Job: Check every line below for the word "Green" and copy the ones that have it.

==== Given entries ====

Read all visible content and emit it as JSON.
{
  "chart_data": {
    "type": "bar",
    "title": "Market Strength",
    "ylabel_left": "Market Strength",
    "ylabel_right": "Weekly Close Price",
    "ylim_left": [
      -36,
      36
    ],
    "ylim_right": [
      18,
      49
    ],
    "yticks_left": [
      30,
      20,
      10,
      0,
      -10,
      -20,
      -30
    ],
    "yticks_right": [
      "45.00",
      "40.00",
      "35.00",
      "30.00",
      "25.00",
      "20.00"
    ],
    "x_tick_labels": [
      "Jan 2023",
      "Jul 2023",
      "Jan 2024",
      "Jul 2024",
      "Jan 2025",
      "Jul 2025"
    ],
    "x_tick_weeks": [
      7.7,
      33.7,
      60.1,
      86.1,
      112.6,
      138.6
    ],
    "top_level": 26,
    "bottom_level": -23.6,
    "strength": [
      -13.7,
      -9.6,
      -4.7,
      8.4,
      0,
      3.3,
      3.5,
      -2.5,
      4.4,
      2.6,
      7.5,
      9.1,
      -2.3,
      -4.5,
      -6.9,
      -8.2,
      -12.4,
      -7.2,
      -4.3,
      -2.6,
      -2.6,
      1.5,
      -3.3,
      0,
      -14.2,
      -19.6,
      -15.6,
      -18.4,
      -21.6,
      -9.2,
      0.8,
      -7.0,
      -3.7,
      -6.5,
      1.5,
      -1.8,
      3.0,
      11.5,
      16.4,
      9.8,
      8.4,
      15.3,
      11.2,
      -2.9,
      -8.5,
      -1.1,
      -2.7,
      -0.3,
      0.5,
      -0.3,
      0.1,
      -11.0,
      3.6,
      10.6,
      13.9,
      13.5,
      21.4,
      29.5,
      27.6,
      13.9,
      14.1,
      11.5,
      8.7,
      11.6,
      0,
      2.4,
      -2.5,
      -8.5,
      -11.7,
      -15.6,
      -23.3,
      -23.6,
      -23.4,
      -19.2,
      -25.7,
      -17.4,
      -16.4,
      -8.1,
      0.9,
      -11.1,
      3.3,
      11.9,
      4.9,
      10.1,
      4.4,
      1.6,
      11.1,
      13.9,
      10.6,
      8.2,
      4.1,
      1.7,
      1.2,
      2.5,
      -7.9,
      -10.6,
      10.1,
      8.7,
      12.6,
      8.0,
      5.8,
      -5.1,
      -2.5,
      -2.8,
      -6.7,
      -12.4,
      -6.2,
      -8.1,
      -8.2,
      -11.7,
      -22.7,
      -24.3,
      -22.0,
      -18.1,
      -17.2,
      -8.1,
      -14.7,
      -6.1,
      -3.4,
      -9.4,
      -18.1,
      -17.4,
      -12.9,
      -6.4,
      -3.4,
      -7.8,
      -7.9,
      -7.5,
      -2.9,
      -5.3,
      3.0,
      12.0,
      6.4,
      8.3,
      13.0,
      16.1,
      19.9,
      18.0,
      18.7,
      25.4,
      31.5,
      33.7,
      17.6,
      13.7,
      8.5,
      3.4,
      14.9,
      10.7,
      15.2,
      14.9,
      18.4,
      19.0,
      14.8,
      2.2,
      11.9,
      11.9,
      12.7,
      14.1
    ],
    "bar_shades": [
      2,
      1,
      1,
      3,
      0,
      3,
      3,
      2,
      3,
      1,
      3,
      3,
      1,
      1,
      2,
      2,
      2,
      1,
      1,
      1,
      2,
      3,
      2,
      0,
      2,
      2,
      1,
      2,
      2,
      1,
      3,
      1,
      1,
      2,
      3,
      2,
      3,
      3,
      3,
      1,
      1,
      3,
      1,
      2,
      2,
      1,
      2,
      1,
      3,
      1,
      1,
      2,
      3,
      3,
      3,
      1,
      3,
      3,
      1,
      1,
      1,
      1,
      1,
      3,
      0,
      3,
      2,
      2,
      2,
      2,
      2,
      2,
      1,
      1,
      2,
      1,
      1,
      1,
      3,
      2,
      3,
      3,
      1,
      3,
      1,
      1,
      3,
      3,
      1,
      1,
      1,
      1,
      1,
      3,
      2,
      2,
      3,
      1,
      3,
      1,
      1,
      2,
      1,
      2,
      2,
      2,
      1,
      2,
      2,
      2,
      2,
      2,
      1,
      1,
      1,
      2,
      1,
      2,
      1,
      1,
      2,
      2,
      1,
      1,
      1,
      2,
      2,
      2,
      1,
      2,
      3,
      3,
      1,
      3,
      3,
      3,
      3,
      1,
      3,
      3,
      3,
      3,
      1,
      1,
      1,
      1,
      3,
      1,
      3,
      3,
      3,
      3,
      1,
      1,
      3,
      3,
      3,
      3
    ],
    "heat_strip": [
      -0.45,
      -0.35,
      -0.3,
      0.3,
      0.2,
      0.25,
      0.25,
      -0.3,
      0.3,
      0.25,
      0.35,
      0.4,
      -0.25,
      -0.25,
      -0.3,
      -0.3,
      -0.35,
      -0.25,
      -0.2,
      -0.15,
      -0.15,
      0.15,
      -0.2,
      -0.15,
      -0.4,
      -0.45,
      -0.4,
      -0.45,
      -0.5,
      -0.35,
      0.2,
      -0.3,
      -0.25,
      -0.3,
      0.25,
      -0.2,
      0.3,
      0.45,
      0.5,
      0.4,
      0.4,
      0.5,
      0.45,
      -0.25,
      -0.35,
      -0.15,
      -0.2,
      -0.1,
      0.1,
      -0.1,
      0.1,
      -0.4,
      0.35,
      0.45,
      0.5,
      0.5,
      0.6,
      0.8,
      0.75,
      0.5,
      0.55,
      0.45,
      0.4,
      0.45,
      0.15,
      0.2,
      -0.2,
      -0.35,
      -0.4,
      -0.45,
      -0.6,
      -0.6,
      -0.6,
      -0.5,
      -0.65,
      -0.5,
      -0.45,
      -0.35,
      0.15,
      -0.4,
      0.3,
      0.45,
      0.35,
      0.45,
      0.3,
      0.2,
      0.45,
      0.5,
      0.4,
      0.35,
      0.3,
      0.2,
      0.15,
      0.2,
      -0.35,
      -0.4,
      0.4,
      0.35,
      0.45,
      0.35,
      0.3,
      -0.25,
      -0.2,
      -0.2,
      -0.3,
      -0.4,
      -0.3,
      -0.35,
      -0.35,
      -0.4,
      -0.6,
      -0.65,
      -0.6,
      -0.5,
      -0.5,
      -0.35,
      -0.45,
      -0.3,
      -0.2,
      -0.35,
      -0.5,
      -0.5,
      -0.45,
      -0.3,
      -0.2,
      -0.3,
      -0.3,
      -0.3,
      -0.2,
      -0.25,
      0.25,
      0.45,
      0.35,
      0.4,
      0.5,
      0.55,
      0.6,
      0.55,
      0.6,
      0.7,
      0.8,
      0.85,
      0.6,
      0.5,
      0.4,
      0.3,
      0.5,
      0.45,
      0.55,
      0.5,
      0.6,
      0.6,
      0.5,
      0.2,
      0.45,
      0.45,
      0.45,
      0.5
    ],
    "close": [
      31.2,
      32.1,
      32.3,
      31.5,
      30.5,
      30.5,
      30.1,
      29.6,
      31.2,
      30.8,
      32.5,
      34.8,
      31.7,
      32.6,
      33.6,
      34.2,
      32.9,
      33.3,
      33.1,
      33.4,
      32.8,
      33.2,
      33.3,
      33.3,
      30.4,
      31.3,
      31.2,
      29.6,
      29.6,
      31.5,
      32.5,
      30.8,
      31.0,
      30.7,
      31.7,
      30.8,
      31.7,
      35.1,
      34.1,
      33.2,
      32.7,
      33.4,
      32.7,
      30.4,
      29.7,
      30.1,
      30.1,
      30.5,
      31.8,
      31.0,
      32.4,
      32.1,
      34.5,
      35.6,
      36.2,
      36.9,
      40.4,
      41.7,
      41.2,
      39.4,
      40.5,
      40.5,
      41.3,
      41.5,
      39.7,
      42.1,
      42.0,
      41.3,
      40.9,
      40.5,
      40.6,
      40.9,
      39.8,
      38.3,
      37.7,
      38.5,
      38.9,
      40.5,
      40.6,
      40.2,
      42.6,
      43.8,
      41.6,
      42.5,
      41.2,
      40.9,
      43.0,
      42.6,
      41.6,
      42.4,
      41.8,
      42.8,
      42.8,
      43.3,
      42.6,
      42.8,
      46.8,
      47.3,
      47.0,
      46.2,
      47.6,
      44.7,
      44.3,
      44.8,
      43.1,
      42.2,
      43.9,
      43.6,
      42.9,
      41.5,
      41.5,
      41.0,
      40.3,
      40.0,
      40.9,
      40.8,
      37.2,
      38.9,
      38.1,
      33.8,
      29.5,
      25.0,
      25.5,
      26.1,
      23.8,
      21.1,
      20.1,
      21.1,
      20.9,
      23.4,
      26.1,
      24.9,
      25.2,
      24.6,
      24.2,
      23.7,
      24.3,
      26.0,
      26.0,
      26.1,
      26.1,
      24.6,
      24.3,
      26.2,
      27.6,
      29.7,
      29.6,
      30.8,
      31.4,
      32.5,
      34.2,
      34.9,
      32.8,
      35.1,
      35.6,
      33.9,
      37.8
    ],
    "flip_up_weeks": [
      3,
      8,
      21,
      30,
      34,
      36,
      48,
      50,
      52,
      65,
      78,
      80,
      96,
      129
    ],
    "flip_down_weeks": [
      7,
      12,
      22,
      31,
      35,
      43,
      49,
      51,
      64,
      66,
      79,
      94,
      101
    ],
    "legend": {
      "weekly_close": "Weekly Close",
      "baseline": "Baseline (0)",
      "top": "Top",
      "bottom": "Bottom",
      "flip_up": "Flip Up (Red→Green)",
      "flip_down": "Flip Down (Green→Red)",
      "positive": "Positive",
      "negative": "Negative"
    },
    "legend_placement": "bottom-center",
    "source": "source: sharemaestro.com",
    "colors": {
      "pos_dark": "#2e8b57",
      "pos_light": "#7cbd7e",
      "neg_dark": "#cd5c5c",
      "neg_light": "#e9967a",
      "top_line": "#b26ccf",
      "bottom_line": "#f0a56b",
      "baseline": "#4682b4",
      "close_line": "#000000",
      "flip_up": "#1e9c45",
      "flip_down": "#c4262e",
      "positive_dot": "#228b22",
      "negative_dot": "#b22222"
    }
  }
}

====

Full response:
      "flip_up": "Flip Up (Red→Green)",
      "flip_down": "Flip Down (Green→Red)",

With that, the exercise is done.